------ Texto de estudio

No se trata de una reivindicación inocente del libre mercado: el agro también tiene sus barreras al momento de entrar al negocio: se requiere capital, conocimiento, experiencia. En la producción hortifrutícola hay barreras específicas a la importación. Pero -en general- es un sector mucho más abierto que varios sectores de servicios. Porque el taxi es solo un ejemplo notorio de otros tantos servicios regulados, como el resto del transporte urbano, muchos servicios profesionales y -ni hablar- los monopolios estatales, en particular ANCAP. Por ser mercados regulados y de oferta restringida, tienden a tener rentas extraordinarias (si son mínimamente eficientes) y tienden a trasladar costos al resto de la economía. Siempre que se imponen barreras a la entrada a un mercado (por ejemplo vía regulaciones), se generan ganancias extraordinarias para los que están en él… y costos extraordinarios para los que están fuera. Claro que hay grados: hoy los trabajadores del taxi (y de Uber) están penando por llegar a $ 30.000 mensuales, laburando 12 horas diarias. Los trabajadores de ANCAP se movilizan para mantener ineficiencias que paga el resto de la sociedad. Y por si fuera poco, paran.
A esta altura, el lector habrá percibido en forma clara que los sectores regulados están principalmente vinculados al mercado interno, son locales, mientras los agronegocios (y otros sectores como el turismo) compiten en un mercado global. Así, no se trata de oponer campo y ciudad, o mercado interno y exportación; en todos esos lugares o ámbitos se puede generar valor; lo que existen son contrastes entre mercados abiertos y regulados. Los que trabajan en los primeros, tienden a ser más eficientes y generan valor para la sociedad, los segundos tienden a tener mayores costos, buena parte de lo cual paga el resto de los ciudadanos. Las regulaciones pueden ser necesarias, pero no se puede perder de vista esta diferencia sustancial.
Cuando a la agricultura y otros sectores exportadores les fue bien, el Estado expandió su gasto en paralelo, sin freno, asumiendo que la expansión no tenía vuelta atrás. Ahora los márgenes de los sectores en competencia están flacos o en rojo, pero el gasto sigue alto y -además- los sectores regulados (combustibles, transporte) descargan toda su presión de costos sobre los primeros. Esta situación en la que los sectores que compiten con el exterior cargan con sobrecostos internos, es una de las causas de la falta de competitividad y se traduce en atraso cambiario.

------------
------ Datos del ejercicio

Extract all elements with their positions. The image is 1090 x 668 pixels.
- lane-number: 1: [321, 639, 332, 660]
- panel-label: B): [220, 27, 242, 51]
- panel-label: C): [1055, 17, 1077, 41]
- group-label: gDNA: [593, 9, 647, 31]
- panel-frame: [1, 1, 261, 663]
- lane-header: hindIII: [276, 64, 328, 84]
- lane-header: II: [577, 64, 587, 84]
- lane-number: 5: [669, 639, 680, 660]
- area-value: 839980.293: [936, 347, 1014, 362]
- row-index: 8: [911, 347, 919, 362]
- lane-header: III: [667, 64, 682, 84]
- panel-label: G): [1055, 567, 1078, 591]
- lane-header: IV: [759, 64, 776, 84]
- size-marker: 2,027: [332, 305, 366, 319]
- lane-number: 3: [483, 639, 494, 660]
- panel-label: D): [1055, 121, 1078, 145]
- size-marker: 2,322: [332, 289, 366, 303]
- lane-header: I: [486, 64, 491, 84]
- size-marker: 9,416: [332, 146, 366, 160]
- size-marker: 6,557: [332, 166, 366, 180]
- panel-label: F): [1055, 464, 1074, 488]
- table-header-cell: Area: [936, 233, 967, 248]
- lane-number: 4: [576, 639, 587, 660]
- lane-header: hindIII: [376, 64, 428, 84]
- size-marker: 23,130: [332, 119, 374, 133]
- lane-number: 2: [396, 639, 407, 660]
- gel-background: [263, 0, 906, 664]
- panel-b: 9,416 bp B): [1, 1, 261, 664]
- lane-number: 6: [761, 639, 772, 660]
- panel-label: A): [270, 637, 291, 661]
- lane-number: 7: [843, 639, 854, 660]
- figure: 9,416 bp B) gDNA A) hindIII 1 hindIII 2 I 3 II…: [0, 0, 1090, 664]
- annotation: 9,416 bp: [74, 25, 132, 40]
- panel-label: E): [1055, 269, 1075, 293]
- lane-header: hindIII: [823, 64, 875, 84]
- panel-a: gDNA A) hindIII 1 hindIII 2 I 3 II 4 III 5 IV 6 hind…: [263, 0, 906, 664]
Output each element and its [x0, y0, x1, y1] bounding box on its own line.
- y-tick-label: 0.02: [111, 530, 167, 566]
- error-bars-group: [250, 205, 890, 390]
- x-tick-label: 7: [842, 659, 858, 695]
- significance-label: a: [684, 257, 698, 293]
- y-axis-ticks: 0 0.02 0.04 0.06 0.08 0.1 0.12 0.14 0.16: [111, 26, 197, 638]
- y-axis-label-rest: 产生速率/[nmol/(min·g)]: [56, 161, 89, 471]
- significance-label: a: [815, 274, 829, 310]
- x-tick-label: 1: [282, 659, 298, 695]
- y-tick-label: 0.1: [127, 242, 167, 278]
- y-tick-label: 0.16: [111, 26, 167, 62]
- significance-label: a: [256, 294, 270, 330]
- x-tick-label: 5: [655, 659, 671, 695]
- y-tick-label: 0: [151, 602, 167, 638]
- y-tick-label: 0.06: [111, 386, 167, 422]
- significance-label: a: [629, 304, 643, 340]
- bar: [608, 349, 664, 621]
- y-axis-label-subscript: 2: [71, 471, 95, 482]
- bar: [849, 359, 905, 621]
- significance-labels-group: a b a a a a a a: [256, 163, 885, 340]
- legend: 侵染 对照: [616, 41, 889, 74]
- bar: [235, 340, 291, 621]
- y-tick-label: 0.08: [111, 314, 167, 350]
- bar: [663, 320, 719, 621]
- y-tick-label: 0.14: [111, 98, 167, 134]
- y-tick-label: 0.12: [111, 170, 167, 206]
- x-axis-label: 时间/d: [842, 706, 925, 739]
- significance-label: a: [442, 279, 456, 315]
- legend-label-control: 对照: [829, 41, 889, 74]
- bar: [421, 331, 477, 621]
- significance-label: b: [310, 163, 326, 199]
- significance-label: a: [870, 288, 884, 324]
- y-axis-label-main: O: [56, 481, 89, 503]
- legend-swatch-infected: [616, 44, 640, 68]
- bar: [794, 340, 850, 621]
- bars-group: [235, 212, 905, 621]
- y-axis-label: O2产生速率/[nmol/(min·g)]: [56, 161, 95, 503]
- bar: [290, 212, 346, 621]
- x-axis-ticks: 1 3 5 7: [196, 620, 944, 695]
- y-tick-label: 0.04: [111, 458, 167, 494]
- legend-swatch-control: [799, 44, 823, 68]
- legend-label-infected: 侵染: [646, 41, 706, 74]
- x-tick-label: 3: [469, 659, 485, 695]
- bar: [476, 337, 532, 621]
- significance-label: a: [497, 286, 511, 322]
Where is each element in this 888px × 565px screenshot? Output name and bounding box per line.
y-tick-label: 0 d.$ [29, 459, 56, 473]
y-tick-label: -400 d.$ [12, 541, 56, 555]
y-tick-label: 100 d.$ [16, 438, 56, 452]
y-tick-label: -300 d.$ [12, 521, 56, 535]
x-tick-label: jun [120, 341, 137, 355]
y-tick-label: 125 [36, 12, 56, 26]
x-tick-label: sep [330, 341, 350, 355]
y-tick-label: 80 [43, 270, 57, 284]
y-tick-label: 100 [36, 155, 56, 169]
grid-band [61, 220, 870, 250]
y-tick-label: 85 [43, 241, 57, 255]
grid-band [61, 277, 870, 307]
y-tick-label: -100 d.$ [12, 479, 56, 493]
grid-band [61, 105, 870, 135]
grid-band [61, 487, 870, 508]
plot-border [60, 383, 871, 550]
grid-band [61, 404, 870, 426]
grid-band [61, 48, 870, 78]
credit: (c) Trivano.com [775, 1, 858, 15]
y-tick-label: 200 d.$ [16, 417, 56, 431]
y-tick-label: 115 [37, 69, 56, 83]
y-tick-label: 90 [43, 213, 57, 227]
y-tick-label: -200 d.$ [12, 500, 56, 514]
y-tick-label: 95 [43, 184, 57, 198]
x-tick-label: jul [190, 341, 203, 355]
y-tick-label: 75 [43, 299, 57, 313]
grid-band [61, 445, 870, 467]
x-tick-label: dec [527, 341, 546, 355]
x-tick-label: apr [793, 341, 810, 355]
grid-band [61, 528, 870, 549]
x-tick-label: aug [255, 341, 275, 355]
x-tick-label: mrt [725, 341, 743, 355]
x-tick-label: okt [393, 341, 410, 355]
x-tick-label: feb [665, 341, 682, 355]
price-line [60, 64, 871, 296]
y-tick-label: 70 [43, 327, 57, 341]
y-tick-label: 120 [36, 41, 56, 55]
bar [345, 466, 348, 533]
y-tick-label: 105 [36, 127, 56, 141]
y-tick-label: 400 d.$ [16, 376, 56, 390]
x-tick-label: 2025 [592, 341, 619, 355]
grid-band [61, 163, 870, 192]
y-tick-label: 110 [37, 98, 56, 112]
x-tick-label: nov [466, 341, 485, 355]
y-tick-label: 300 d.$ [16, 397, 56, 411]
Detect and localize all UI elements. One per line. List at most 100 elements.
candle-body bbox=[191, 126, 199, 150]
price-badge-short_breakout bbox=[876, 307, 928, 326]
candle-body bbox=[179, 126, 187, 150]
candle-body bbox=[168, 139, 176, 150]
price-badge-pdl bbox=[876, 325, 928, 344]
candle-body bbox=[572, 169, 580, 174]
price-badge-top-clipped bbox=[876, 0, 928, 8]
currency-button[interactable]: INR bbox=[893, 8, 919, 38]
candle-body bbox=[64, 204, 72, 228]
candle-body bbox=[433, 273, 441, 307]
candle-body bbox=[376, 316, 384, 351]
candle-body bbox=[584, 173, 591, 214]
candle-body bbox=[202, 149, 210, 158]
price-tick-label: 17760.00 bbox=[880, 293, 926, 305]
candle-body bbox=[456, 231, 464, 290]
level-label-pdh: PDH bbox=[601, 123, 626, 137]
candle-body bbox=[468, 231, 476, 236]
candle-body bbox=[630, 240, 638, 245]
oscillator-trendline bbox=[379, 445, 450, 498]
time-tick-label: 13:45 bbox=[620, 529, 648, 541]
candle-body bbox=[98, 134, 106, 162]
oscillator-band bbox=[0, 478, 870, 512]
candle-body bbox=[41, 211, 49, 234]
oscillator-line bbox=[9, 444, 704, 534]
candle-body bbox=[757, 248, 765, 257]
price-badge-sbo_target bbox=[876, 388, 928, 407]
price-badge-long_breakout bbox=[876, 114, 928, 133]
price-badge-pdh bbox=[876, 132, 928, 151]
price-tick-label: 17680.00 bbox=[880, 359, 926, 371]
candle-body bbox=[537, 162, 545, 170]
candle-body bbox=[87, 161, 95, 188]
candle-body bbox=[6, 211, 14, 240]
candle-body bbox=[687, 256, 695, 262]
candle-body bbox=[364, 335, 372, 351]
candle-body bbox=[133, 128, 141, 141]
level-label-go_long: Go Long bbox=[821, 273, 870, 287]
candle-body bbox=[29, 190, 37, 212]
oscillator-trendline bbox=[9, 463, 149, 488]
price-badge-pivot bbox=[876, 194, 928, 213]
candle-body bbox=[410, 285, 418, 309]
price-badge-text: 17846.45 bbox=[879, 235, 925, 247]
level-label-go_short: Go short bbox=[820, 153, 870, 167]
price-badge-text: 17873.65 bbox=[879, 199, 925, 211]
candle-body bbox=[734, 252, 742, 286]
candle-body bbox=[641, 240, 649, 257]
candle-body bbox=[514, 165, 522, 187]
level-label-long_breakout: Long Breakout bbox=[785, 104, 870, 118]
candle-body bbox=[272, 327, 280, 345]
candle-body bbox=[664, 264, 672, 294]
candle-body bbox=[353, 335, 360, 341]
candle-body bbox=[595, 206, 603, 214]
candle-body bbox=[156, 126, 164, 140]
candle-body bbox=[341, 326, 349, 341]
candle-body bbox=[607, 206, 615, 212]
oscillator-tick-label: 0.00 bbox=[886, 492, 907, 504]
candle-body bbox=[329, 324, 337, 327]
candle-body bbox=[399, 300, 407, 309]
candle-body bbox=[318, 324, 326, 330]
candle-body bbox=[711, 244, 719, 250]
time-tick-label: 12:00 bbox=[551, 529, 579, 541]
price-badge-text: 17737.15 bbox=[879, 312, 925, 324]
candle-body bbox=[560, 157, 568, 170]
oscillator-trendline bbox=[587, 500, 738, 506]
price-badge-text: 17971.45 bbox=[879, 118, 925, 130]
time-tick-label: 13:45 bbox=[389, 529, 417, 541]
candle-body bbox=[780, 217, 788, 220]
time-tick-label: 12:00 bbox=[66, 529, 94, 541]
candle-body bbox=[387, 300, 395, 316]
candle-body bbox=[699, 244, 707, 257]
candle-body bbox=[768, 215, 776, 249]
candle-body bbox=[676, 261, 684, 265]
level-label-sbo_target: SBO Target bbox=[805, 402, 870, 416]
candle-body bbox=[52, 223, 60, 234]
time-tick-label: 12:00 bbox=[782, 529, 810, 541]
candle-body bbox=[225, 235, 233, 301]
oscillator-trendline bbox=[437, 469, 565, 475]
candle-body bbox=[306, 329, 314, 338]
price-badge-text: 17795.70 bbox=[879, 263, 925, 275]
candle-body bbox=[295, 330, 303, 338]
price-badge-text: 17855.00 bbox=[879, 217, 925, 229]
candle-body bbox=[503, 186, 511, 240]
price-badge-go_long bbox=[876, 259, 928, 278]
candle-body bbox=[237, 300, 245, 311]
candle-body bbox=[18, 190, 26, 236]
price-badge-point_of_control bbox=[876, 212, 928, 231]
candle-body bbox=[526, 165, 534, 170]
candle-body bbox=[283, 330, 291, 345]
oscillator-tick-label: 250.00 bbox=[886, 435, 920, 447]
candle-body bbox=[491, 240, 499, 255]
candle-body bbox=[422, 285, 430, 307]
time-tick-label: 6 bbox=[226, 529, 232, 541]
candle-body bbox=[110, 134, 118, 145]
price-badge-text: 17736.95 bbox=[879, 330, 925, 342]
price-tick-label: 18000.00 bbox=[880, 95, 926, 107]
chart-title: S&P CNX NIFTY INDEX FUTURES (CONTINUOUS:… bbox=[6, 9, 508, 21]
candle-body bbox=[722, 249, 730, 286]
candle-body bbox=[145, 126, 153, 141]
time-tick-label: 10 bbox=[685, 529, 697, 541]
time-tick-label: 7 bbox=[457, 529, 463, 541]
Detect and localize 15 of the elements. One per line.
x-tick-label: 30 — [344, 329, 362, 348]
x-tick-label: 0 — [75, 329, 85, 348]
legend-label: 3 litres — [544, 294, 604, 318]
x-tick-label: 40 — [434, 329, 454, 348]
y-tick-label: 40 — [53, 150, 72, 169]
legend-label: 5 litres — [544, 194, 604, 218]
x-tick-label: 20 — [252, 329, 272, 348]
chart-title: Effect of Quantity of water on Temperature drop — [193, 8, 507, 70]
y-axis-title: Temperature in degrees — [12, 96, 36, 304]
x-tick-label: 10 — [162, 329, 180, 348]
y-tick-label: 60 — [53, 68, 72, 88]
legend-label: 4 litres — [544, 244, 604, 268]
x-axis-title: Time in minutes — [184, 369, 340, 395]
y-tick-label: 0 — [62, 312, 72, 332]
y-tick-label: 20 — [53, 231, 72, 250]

------------

[Consigna]: Según el texto de estudio, ¿cuántas horas por día trabajan los trabajadores del taxi y de Uber para llegar a $ 30.000 mensuales? Los datos no guardan relación con el texto de estudio.

[Respuesta]: 12 horas diarias.